§ **Work instructions**:
a. From the Sanger district article, extract the passage that begins at the words "The 10,500-student district, located" and stops after the words "be, administrators said.".
b. Answer these questions using the Sanger district article.
(i) How many students does the district enroll?
(ii) Where is the district located relative to Fresno?
(iii) Since what year has Marcus Johnson served as superintendent?

-- start Quoted text --

Calif. District Uses RTI to Boost Achievement for All
Educators in Sanger, Calif., schools credit response to intervention for helping to increase student test scores
The 2004-05 school year didn’t start off well for the Sanger Unified School District.
The 10,500-student district, located about a dozen miles east of Fresno, had entered its first year of “program improvement”—a gentler way of saying that Sanger was among the 98 lowest-performing districts in the state based on the success criteria spelled out in the federal No Child Left Behind law.
The district fell short because it had failed to make adequate yearly progress. Hardly any group of students was doing as well as they could be, administrators said.
“We recognized we had some weak areas. We didn’t recognize how profound they were, and that was a shock for us,” said Marcus Johnson, who has been superintendent of Sanger Unified since 2003.

-- end Quoted text --
-- start Records shown --

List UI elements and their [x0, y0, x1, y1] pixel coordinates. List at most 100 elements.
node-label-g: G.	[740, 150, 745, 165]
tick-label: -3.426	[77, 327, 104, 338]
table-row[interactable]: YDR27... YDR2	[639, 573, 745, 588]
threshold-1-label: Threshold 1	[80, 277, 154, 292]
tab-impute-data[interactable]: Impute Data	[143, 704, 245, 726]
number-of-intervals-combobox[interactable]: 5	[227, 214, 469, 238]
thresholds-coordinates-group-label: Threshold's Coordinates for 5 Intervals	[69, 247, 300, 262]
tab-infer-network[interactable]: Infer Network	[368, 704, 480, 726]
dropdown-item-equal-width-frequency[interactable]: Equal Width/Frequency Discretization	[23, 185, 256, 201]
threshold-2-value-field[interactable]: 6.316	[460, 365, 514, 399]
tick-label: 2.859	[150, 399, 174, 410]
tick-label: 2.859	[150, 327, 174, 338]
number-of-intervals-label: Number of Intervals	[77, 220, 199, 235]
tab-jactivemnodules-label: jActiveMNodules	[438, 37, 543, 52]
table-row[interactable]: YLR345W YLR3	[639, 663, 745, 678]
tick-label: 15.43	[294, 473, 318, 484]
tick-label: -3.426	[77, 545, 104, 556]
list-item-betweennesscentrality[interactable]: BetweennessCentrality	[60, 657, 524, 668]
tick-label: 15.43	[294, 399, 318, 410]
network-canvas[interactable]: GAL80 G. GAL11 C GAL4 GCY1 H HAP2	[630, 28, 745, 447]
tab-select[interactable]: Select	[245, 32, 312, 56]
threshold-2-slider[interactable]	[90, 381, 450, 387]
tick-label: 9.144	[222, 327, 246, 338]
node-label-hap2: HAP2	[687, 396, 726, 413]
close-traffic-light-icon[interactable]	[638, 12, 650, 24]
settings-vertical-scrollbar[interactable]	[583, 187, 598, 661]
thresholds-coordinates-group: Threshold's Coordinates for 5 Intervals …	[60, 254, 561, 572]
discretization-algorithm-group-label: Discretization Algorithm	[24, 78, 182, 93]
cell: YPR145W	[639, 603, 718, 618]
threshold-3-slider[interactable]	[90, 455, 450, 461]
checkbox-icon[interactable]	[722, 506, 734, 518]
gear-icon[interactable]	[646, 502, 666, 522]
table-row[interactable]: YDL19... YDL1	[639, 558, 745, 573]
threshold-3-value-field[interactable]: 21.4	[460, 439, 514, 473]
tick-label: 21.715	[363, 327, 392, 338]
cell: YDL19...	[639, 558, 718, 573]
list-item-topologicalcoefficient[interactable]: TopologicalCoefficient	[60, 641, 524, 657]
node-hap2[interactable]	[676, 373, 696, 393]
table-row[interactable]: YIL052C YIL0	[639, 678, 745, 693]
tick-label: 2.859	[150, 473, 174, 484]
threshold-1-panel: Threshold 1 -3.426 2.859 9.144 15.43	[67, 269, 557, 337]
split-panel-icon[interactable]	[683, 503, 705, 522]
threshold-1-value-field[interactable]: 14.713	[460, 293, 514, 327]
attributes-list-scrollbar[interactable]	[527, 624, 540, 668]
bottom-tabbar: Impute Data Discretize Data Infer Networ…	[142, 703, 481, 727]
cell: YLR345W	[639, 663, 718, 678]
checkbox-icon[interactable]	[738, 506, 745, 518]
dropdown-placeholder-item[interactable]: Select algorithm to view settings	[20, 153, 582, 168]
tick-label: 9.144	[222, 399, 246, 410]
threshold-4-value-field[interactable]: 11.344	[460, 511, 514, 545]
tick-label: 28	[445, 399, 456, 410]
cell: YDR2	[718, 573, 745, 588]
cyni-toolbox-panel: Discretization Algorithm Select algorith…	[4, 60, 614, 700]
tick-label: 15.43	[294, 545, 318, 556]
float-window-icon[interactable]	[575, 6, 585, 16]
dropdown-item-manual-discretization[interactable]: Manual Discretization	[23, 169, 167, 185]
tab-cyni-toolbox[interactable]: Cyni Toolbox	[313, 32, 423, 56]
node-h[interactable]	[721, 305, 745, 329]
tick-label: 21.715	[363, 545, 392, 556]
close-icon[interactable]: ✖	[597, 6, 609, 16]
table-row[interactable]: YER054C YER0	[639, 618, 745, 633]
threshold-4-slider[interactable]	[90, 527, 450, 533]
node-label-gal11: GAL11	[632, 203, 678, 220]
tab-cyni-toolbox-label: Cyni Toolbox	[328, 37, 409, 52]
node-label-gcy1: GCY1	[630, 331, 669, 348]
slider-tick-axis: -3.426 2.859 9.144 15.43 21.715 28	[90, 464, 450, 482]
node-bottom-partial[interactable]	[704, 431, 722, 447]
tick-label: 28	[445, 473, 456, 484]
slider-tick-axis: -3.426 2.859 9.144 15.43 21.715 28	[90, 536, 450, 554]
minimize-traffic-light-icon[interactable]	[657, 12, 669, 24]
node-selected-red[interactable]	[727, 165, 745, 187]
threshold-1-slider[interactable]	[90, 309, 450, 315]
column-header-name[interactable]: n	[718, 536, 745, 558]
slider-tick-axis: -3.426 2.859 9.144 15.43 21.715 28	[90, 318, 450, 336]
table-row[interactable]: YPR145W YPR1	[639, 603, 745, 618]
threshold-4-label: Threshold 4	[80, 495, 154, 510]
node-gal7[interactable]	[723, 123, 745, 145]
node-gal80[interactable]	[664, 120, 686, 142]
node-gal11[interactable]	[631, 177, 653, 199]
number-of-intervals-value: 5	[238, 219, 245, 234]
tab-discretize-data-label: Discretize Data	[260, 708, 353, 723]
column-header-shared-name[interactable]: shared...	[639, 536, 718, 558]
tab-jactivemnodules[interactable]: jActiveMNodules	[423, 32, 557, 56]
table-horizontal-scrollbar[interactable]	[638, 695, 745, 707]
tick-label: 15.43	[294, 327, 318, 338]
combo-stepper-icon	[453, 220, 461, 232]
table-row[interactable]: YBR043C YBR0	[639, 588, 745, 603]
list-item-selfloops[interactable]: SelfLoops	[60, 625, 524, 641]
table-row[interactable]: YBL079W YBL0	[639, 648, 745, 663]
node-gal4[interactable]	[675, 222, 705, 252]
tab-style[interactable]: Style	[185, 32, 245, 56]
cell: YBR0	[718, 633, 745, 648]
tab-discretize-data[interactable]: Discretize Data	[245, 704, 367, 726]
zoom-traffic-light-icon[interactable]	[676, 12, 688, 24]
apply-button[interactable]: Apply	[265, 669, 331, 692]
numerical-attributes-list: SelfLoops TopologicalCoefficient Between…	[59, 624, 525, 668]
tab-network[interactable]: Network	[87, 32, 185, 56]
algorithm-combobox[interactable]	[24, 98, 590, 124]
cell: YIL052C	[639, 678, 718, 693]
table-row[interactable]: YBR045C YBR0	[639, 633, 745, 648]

-- end Records shown --

§ **Answers to the exercise**:
a.
The 10,500-student district, located about a dozen miles east of Fresno, had entered its first year of “program improvement”—a gentler way of saying that Sanger was among the 98 lowest-performing districts in the state based on the success criteria spelled out in the federal No Child Left Behind law.
The district fell short because it had failed to make adequate yearly progress. Hardly any group of students was doing as well as they could be, administrators said.

b.
(i) 10,500 students
(ii) About a dozen miles east of Fresno
(iii) 2003